Dataset entries:
********************
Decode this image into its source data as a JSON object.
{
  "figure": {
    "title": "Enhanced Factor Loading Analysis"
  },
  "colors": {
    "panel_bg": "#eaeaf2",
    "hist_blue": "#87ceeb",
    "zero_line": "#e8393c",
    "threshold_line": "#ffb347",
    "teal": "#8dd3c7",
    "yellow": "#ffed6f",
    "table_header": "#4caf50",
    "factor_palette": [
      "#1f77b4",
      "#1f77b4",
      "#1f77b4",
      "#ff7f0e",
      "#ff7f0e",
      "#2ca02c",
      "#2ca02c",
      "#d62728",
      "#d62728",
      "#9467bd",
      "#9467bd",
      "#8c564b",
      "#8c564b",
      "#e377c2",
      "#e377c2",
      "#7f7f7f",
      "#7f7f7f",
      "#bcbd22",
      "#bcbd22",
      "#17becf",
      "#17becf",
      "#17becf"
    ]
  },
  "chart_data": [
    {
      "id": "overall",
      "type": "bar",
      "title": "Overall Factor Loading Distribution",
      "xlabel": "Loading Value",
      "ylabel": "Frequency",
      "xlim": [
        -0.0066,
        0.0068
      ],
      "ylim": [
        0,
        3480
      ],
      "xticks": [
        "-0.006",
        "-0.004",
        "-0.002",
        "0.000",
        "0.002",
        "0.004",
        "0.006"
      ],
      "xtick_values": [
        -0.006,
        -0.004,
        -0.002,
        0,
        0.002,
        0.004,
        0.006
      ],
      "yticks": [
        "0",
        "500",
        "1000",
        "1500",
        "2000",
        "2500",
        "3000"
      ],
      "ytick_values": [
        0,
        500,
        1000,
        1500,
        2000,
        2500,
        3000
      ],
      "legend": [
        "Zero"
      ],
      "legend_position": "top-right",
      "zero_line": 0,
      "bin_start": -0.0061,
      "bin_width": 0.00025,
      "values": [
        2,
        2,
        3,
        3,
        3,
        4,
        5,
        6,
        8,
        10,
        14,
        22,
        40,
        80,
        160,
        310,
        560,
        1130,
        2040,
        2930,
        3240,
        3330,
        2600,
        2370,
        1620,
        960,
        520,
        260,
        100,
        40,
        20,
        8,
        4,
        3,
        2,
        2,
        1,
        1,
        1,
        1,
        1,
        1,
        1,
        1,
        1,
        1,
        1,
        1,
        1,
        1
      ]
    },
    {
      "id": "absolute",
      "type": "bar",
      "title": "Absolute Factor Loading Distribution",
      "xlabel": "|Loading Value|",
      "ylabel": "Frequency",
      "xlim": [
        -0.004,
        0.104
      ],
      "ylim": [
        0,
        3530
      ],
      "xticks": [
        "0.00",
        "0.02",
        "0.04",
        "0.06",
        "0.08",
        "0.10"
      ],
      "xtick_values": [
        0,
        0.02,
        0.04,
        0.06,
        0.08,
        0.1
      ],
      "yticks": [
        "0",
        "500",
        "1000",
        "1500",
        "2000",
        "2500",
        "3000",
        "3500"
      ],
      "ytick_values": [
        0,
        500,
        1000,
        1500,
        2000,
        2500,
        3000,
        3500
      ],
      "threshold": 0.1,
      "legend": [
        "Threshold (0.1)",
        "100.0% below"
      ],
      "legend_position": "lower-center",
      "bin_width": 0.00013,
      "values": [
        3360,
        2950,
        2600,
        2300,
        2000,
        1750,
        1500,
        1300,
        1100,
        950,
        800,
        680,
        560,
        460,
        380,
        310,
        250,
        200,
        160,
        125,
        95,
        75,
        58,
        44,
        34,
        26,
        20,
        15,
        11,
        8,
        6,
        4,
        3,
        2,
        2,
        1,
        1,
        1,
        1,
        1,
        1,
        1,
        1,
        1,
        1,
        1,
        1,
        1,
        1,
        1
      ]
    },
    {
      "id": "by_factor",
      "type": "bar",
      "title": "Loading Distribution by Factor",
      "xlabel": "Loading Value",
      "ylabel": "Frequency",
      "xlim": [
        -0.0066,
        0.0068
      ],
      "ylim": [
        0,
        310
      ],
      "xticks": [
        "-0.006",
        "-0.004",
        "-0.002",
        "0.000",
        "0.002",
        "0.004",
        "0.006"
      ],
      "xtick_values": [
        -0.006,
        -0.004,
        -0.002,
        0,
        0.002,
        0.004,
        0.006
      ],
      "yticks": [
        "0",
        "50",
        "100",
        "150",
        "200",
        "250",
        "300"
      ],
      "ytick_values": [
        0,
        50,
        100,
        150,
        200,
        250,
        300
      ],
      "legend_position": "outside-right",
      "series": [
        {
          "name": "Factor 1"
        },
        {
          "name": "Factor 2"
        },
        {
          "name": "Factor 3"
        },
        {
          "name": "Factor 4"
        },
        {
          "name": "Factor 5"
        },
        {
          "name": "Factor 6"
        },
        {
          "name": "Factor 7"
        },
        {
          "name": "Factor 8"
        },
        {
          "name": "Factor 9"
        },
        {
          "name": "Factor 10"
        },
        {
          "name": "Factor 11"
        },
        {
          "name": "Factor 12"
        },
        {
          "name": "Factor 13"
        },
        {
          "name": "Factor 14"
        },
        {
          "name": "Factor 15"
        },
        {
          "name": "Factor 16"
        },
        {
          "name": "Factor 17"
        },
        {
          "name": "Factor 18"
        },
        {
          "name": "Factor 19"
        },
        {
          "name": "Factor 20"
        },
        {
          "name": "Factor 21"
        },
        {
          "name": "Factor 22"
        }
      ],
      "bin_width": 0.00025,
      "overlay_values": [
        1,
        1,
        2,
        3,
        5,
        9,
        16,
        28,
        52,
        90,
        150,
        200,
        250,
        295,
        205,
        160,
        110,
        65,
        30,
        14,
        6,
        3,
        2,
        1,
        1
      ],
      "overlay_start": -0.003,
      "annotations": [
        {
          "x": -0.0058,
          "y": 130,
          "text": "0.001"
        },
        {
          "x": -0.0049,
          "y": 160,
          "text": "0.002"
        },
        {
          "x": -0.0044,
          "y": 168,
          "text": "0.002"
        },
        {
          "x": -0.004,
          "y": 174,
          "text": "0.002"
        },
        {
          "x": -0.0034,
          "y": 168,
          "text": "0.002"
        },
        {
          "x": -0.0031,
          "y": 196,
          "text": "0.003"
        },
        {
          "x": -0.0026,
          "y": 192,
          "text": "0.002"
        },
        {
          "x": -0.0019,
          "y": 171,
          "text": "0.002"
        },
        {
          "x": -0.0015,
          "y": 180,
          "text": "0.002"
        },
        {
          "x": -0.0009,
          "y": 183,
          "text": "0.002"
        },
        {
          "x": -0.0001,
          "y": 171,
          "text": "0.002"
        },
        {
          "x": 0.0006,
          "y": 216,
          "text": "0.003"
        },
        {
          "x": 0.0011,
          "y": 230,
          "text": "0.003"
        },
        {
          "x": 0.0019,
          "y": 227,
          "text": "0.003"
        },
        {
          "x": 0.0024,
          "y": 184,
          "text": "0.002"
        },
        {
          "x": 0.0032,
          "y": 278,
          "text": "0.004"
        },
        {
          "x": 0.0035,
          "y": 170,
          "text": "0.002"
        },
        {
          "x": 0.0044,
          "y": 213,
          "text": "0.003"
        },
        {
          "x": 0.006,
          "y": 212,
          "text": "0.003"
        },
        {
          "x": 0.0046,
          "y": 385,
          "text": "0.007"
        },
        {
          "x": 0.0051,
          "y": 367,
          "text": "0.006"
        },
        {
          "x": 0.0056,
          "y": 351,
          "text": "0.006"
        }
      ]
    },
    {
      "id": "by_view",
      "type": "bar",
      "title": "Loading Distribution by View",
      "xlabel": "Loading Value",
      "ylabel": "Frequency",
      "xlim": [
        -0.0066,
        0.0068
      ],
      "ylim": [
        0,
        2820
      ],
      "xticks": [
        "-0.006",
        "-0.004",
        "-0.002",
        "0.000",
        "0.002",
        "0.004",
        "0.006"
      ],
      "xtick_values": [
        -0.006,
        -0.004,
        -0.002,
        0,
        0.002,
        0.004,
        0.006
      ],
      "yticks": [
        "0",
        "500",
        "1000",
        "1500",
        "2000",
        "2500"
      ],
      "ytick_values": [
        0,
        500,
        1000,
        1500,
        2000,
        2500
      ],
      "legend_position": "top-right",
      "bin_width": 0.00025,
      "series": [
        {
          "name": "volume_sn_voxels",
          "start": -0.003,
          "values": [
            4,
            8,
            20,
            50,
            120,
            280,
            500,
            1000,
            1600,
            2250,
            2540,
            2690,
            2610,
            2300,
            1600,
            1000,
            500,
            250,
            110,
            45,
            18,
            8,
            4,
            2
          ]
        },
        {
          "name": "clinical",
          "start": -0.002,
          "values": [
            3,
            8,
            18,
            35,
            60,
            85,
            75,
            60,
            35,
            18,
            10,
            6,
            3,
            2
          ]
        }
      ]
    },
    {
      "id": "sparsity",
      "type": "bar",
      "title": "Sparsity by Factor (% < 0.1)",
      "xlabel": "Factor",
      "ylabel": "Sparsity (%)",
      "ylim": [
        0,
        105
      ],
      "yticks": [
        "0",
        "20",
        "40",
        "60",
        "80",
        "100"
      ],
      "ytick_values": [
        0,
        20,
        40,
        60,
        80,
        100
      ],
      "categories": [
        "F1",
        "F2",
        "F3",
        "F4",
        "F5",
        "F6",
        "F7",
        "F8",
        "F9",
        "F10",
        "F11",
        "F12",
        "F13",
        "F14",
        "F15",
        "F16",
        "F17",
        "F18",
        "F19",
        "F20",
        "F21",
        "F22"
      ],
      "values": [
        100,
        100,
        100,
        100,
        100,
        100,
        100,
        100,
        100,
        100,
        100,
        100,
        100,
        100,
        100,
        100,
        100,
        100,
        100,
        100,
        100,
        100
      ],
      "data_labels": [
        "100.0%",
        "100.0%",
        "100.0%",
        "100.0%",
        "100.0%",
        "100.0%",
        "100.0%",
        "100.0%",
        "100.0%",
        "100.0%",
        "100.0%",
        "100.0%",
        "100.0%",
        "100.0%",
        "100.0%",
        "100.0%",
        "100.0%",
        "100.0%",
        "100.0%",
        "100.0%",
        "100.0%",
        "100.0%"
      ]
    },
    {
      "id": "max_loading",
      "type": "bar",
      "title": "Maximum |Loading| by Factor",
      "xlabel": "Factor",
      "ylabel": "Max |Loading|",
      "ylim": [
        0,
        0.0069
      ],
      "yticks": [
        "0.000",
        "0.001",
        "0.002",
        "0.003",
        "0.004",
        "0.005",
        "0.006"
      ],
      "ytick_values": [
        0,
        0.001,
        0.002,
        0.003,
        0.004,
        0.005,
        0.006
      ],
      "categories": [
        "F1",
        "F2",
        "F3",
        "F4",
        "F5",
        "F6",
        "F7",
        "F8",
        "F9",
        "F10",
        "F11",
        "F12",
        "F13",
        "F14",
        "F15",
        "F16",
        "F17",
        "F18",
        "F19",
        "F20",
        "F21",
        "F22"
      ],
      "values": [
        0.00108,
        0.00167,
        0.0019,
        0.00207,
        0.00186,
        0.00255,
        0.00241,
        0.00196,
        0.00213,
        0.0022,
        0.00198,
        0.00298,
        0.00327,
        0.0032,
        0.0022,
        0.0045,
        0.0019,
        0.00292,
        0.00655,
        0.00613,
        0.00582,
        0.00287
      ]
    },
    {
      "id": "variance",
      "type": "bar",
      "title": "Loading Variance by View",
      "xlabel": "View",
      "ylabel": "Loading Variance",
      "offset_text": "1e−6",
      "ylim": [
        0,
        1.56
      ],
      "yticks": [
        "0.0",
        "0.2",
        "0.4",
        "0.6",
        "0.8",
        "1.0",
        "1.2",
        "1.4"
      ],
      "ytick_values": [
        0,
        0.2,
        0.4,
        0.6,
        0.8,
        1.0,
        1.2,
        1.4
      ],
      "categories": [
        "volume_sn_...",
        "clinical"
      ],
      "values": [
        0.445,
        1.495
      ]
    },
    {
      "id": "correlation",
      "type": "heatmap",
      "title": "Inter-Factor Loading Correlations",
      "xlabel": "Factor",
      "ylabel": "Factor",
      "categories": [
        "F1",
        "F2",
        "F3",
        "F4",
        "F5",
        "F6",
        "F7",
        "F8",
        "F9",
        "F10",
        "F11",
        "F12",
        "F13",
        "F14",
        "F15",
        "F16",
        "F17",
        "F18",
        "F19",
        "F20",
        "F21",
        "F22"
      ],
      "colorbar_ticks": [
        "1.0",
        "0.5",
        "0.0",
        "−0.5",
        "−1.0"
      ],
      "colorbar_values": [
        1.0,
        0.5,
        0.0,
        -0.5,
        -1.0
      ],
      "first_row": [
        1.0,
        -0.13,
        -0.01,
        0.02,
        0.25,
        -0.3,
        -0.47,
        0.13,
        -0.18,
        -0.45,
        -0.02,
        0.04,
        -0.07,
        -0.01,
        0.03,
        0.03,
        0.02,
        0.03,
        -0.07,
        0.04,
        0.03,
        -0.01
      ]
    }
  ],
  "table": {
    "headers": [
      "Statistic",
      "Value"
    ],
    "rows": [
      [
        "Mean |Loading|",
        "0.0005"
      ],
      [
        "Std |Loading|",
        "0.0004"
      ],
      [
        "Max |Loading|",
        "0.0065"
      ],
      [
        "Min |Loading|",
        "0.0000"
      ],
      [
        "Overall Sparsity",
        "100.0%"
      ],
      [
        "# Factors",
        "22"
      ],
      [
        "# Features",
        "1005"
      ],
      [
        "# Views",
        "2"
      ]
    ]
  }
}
********************
Copy every line from the entries that contains the word "Distribution".

THE REPLY:
      "title": "Overall Factor Loading Distribution",
      "title": "Absolute Factor Loading Distribution",
      "title": "Loading Distribution by Factor",
      "title": "Loading Distribution by View",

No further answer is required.